*GIVEN TASK*
Copy out all lines with the word "subtitle" in them.

*RECORD EXCERPTS*

* * * * * * *

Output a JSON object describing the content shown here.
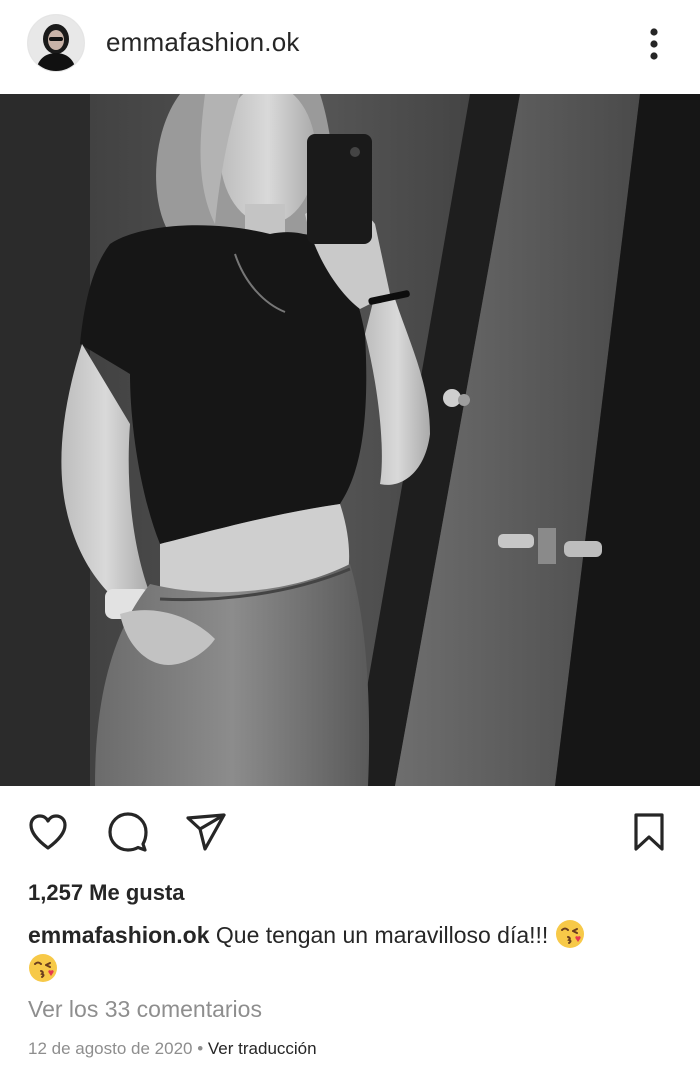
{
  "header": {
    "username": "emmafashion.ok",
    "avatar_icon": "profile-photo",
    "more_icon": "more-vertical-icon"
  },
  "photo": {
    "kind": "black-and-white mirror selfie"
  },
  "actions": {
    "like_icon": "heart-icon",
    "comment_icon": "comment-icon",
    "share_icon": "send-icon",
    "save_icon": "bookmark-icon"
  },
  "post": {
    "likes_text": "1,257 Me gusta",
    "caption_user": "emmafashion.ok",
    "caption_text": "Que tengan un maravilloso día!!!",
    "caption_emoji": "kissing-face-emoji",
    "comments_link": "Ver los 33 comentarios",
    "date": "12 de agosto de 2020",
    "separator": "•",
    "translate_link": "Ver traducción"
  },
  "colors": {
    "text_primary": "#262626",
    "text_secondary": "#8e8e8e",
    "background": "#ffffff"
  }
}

* * * * * * *

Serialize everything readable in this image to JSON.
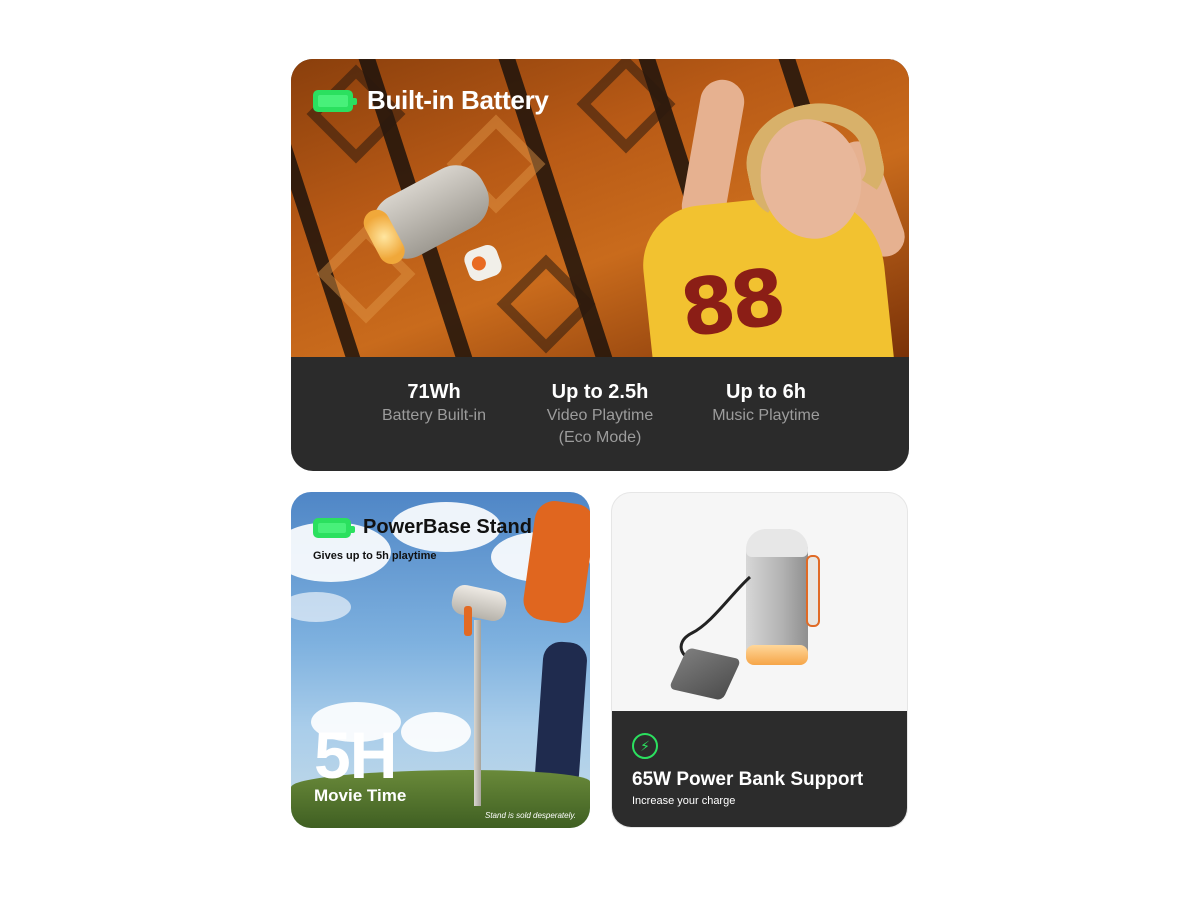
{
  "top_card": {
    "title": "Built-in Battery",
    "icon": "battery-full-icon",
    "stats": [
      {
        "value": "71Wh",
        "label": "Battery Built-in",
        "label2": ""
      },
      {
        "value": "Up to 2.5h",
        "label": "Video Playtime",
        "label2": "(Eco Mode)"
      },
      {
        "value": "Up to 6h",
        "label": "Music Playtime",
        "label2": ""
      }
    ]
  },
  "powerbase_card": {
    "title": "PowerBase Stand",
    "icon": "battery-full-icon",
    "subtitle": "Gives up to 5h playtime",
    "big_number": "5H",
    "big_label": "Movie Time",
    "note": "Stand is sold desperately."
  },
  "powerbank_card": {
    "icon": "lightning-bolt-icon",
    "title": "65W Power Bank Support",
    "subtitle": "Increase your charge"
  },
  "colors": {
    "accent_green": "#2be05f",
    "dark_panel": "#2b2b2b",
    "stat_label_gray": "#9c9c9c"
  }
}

* * * * * * *

*EXERCISE SOLUTION*
    "subtitle": "Gives up to 5h playtime",
    "subtitle": "Increase your charge"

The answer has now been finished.